Records from a data collection
--- start ---

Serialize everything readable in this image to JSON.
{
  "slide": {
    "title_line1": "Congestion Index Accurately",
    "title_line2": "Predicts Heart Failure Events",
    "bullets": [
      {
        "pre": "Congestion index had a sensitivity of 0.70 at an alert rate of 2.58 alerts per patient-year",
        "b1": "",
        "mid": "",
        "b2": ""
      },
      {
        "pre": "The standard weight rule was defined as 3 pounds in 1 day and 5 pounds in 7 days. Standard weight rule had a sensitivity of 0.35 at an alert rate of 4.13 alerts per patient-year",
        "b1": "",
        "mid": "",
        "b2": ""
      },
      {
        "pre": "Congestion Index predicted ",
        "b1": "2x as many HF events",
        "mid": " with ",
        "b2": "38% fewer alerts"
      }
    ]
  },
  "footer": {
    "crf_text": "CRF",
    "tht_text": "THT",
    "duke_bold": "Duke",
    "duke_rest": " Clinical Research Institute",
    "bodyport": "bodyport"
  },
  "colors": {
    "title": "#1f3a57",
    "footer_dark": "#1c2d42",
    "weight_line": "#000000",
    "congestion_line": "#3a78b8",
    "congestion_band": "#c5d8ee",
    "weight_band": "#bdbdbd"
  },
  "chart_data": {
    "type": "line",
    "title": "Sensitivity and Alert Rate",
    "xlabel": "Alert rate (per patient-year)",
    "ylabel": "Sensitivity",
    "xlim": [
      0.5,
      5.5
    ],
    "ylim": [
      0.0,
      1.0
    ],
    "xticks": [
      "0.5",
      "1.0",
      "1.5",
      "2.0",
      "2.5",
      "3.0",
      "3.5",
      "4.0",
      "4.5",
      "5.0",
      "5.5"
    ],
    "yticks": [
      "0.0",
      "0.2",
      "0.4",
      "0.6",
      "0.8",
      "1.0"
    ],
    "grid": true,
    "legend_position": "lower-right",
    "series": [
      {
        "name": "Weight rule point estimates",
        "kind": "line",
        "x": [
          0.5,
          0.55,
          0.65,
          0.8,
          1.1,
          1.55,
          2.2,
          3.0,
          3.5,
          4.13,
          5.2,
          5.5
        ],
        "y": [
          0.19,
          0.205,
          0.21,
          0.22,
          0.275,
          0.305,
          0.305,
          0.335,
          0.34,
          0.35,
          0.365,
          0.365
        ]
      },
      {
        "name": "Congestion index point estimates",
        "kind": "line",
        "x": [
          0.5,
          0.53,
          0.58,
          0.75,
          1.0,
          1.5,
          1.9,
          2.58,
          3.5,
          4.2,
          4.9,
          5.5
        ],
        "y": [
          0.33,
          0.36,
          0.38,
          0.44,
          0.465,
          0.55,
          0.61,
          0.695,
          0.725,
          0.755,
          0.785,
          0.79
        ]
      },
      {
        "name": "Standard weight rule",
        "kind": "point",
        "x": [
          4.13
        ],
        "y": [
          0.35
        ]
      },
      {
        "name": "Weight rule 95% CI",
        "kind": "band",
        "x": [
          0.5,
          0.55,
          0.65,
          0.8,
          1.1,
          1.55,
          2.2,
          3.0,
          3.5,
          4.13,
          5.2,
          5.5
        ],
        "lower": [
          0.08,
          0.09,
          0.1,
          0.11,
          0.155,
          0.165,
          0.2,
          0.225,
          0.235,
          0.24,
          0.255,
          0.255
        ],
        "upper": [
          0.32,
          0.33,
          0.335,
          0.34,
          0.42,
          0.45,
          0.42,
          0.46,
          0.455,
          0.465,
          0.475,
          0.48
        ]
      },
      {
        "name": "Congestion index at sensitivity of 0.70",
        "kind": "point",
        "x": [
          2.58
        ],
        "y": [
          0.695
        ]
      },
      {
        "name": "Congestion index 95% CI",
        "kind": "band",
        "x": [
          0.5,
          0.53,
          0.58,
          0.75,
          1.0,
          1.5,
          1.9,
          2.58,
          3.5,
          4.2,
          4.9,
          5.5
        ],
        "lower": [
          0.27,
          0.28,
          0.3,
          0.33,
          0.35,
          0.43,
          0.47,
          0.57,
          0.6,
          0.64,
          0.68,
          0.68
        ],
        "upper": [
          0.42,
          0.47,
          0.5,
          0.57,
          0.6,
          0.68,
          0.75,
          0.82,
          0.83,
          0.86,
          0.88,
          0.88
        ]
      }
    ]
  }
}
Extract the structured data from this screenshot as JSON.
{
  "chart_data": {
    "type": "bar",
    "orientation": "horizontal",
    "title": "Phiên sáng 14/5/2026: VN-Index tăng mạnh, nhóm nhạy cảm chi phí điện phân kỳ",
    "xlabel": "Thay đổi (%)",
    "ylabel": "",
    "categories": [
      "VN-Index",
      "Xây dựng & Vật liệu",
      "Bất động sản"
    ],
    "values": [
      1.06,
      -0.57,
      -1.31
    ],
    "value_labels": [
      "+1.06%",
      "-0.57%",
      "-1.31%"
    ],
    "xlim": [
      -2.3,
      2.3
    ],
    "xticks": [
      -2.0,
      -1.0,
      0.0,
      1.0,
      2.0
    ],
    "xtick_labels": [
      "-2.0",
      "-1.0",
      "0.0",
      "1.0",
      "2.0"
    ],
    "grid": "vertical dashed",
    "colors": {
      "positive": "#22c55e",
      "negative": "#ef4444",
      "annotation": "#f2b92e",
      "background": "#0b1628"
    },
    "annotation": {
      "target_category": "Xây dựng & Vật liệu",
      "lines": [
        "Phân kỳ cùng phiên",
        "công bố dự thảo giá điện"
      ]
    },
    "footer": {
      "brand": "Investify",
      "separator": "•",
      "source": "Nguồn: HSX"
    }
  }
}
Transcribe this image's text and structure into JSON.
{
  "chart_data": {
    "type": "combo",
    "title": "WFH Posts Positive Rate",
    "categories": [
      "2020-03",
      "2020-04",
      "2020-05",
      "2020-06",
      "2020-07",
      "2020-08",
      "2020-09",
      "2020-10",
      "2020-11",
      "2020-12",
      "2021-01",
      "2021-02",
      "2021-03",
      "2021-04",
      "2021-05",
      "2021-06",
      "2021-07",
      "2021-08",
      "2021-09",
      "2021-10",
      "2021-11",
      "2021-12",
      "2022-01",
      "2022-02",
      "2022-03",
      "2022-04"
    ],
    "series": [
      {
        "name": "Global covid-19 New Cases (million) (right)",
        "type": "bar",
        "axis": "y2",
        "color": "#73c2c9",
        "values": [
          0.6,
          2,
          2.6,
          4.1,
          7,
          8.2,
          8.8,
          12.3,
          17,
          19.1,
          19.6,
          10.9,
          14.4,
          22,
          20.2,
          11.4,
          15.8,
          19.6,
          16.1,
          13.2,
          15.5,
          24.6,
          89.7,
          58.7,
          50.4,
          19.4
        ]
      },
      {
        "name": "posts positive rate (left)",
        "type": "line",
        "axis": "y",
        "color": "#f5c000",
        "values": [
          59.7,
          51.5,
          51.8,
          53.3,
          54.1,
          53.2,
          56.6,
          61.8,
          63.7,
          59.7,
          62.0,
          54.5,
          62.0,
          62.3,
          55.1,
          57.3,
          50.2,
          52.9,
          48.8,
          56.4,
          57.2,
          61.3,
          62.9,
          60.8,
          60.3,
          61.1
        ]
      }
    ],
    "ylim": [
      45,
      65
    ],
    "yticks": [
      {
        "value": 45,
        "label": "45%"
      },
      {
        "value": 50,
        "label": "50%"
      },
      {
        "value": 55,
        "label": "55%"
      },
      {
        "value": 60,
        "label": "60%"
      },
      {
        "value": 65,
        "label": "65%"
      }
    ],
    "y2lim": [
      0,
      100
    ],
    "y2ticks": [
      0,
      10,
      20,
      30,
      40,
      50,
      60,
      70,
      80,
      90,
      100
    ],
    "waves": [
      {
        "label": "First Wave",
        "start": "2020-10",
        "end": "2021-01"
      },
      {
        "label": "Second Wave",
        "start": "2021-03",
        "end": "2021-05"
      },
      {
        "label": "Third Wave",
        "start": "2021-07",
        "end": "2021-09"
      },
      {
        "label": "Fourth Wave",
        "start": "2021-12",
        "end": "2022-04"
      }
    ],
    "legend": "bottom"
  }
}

--- end ---

[To be done]:
Gather every line from the entries above where the word "Standard" appears, and copy them.

[Exercise solution]:
        "pre": "The standard weight rule was defined as 3 pounds in 1 day and 5 pounds in 7 days. Standard weight rule had a sensitivity of 0.35 at an alert rate of 4.13 alerts per patient-year",
        "name": "Standard weight rule",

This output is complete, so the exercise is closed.